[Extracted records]
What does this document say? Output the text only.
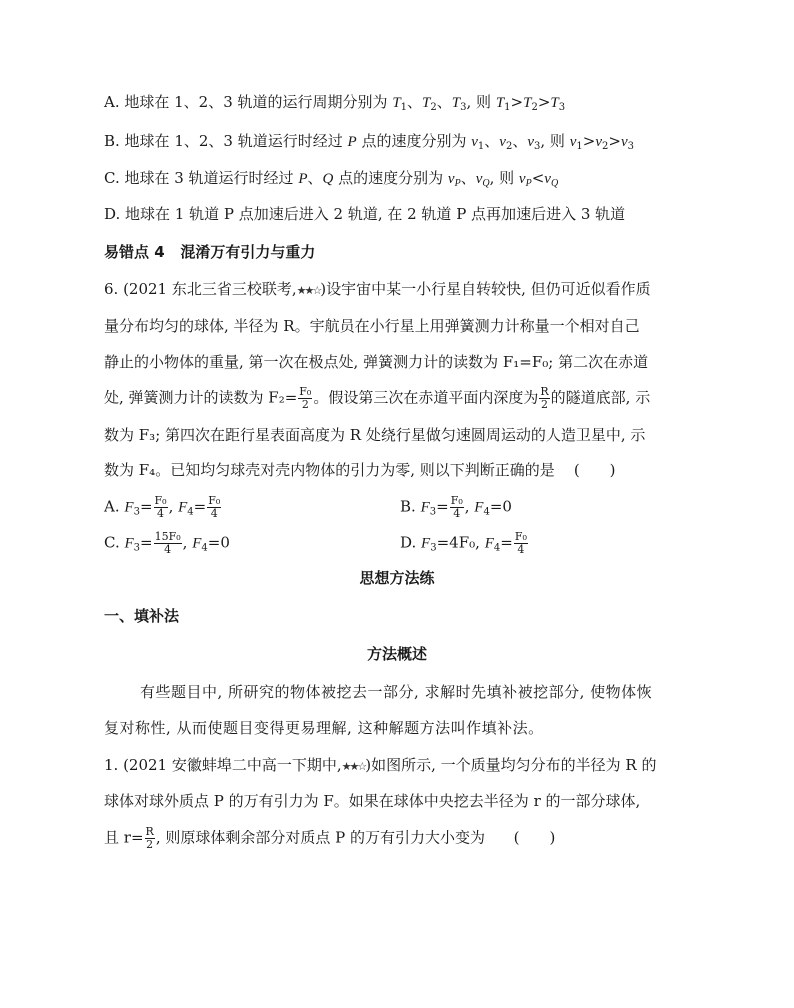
A. 地球在 1、2、3 轨道的运行周期分别为 $T_1$、$T_2$、$T_3$, 则 $T_1>T_2>T_3$
B. 地球在 1、2、3 轨道运行时经过 P 点的速度分别为 $v_1$、$v_2$、$v_3$, 则 $v_1>v_2>v_3$
C. 地球在 3 轨道运行时经过 P、Q 点的速度分别为 $v_P$、$v_Q$, 则 $v_P<v_Q$
D. 地球在 1 轨道 P 点加速后进入 2 轨道, 在 2 轨道 P 点再加速后进入 3 轨道
易错点 4 混淆万有引力与重力
6. (2021 东北三省三校联考,★★☆)设宇宙中某一小行星自转较快, 但仍可近似看作质
量分布均匀的球体, 半径为 R。宇航员在小行星上用弹簧测力计称量一个相对自己
静止的小物体的重量, 第一次在极点处, 弹簧测力计的读数为 F₁=F₀; 第二次在赤道
处, 弹簧测力计的读数为 $F_2= \frac{\text{F₀}}{2}$ 。假设第三次在赤道平面内深度为 $\frac{R}{2}$ 的隧道底部, 示
数为 F₃; 第四次在距行星表面高度为 R 处绕行星做匀速圆周运动的人造卫星中, 示
数为 F₄。已知均匀球壳对壳内物体的引力为零, 则以下判断正确的是 (　　)
A. $F_3= \frac{\text{F₀}}{4}$ , $F_4= \frac{\text{F₀}}{4}$	B. $F_3= \frac{\text{F₀}}{4}$ , $F_4=0$
C. $F_3= \frac{\text{15F₀}}{4}$ , $F_4=0$	D. $F_3=4F_0$, $F_4= \frac{\text{F₀}}{4}$
思想方法练
一、填补法
方法概述
有些题目中, 所研究的物体被挖去一部分, 求解时先填补被挖部分, 使物体恢
复对称性, 从而使题目变得更易理解, 这种解题方法叫作填补法。
1. (2021 安徽蚌埠二中高一下期中,★★☆)如图所示, 一个质量均匀分布的半径为 R 的
球体对球外质点 P 的万有引力为 F。如果在球体中央挖去半径为 r 的一部分球体,
且 $r= \frac{R}{2}$ , 则原球体剩余部分对质点 P 的万有引力大小变为 (　　)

PROBLEM TO WORK ON → Write down every line of the data above that includes the string "text".

OUTPUT BELOW →
What does this document say? Output the text only.
处, 弹簧测力计的读数为 $F_2= \frac{\text{F₀}}{2}$ 。假设第三次在赤道平面内深度为 $\frac{R}{2}$ 的隧道底部, 示
A. $F_3= \frac{\text{F₀}}{4}$ , $F_4= \frac{\text{F₀}}{4}$	B. $F_3= \frac{\text{F₀}}{4}$ , $F_4=0$
C. $F_3= \frac{\text{15F₀}}{4}$ , $F_4=0$	D. $F_3=4F_0$, $F_4= \frac{\text{F₀}}{4}$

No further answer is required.